▶ _Data extract_:

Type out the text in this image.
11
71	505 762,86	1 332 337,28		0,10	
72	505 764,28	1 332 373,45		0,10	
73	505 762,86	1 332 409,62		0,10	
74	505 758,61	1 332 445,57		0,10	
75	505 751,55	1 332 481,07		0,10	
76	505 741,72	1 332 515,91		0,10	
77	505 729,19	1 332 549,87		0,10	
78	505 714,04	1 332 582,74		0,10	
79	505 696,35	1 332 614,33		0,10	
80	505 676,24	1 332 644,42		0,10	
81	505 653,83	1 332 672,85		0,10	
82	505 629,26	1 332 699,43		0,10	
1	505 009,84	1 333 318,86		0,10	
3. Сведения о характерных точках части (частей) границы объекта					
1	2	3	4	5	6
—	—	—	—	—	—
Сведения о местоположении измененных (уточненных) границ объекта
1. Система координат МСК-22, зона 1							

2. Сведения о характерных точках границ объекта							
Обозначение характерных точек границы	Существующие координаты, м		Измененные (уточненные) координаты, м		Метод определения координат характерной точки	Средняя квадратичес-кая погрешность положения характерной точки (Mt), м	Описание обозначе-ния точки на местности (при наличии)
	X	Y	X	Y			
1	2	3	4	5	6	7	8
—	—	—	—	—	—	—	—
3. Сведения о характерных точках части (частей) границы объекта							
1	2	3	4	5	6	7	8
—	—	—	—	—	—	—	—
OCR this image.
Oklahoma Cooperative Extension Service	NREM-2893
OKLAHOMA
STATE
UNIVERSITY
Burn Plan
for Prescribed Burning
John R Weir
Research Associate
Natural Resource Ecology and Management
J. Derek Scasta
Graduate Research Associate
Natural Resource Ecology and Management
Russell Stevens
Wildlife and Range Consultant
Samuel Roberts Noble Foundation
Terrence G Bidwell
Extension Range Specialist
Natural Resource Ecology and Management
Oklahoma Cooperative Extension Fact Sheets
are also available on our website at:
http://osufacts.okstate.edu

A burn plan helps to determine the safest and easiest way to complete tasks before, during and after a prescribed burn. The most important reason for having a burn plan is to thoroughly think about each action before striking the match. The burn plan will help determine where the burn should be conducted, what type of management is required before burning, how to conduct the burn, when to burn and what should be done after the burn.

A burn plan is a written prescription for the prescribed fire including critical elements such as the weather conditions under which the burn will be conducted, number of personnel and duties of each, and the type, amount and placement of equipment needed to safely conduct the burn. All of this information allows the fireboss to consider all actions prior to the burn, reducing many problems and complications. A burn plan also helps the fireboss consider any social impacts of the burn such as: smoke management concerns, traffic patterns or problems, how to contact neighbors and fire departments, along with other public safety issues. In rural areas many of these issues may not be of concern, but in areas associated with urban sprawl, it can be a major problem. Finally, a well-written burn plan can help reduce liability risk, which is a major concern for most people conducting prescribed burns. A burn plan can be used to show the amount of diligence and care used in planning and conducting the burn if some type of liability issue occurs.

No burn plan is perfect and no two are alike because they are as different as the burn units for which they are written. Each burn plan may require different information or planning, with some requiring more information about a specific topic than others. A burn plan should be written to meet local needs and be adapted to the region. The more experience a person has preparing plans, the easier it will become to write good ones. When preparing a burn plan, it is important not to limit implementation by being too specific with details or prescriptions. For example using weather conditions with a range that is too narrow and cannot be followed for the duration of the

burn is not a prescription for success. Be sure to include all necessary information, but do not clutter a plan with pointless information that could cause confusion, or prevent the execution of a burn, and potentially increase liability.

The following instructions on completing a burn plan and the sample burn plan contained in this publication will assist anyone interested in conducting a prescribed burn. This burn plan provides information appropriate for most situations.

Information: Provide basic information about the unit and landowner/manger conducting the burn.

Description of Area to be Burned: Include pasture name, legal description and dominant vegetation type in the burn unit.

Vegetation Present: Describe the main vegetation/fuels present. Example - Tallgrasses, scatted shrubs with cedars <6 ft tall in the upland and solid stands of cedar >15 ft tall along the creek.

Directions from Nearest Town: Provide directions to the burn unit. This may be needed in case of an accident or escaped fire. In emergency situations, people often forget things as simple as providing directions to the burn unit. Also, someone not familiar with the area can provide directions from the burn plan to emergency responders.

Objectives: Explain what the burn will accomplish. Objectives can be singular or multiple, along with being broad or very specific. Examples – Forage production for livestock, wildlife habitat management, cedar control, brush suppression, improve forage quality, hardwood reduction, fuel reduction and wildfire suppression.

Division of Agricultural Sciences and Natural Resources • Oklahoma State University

▶ _Set task_: Return each entry from above without altering a single character.

▶ _Full solution_:
Type out the text in this image.
11
71	505 762,86	1 332 337,28		0,10	
72	505 764,28	1 332 373,45		0,10	
73	505 762,86	1 332 409,62		0,10	
74	505 758,61	1 332 445,57		0,10	
75	505 751,55	1 332 481,07		0,10	
76	505 741,72	1 332 515,91		0,10	
77	505 729,19	1 332 549,87		0,10	
78	505 714,04	1 332 582,74		0,10	
79	505 696,35	1 332 614,33		0,10	
80	505 676,24	1 332 644,42		0,10	
81	505 653,83	1 332 672,85		0,10	
82	505 629,26	1 332 699,43		0,10	
1	505 009,84	1 333 318,86		0,10	
3. Сведения о характерных точках части (частей) границы объекта					
1	2	3	4	5	6
—	—	—	—	—	—
Сведения о местоположении измененных (уточненных) границ объекта
1. Система координат МСК-22, зона 1							

2. Сведения о характерных точках границ объекта							
Обозначение характерных точек границы	Существующие координаты, м		Измененные (уточненные) координаты, м		Метод определения координат характерной точки	Средняя квадратичес-кая погрешность положения характерной точки (Mt), м	Описание обозначе-ния точки на местности (при наличии)
	X	Y	X	Y			
1	2	3	4	5	6	7	8
—	—	—	—	—	—	—	—
3. Сведения о характерных точках части (частей) границы объекта							
1	2	3	4	5	6	7	8
—	—	—	—	—	—	—	—
OCR this image.
Oklahoma Cooperative Extension Service	NREM-2893
OKLAHOMA
STATE
UNIVERSITY
Burn Plan
for Prescribed Burning
John R Weir
Research Associate
Natural Resource Ecology and Management
J. Derek Scasta
Graduate Research Associate
Natural Resource Ecology and Management
Russell Stevens
Wildlife and Range Consultant
Samuel Roberts Noble Foundation
Terrence G Bidwell
Extension Range Specialist
Natural Resource Ecology and Management
Oklahoma Cooperative Extension Fact Sheets
are also available on our website at:
http://osufacts.okstate.edu

A burn plan helps to determine the safest and easiest way to complete tasks before, during and after a prescribed burn. The most important reason for having a burn plan is to thoroughly think about each action before striking the match. The burn plan will help determine where the burn should be conducted, what type of management is required before burning, how to conduct the burn, when to burn and what should be done after the burn.

A burn plan is a written prescription for the prescribed fire including critical elements such as the weather conditions under which the burn will be conducted, number of personnel and duties of each, and the type, amount and placement of equipment needed to safely conduct the burn. All of this information allows the fireboss to consider all actions prior to the burn, reducing many problems and complications. A burn plan also helps the fireboss consider any social impacts of the burn such as: smoke management concerns, traffic patterns or problems, how to contact neighbors and fire departments, along with other public safety issues. In rural areas many of these issues may not be of concern, but in areas associated with urban sprawl, it can be a major problem. Finally, a well-written burn plan can help reduce liability risk, which is a major concern for most people conducting prescribed burns. A burn plan can be used to show the amount of diligence and care used in planning and conducting the burn if some type of liability issue occurs.

No burn plan is perfect and no two are alike because they are as different as the burn units for which they are written. Each burn plan may require different information or planning, with some requiring more information about a specific topic than others. A burn plan should be written to meet local needs and be adapted to the region. The more experience a person has preparing plans, the easier it will become to write good ones. When preparing a burn plan, it is important not to limit implementation by being too specific with details or prescriptions. For example using weather conditions with a range that is too narrow and cannot be followed for the duration of the

burn is not a prescription for success. Be sure to include all necessary information, but do not clutter a plan with pointless information that could cause confusion, or prevent the execution of a burn, and potentially increase liability.

The following instructions on completing a burn plan and the sample burn plan contained in this publication will assist anyone interested in conducting a prescribed burn. This burn plan provides information appropriate for most situations.

Information: Provide basic information about the unit and landowner/manger conducting the burn.

Description of Area to be Burned: Include pasture name, legal description and dominant vegetation type in the burn unit.

Vegetation Present: Describe the main vegetation/fuels present. Example - Tallgrasses, scatted shrubs with cedars <6 ft tall in the upland and solid stands of cedar >15 ft tall along the creek.

Directions from Nearest Town: Provide directions to the burn unit. This may be needed in case of an accident or escaped fire. In emergency situations, people often forget things as simple as providing directions to the burn unit. Also, someone not familiar with the area can provide directions from the burn plan to emergency responders.

Objectives: Explain what the burn will accomplish. Objectives can be singular or multiple, along with being broad or very specific. Examples – Forage production for livestock, wildlife habitat management, cedar control, brush suppression, improve forage quality, hardwood reduction, fuel reduction and wildfire suppression.

Division of Agricultural Sciences and Natural Resources • Oklahoma State University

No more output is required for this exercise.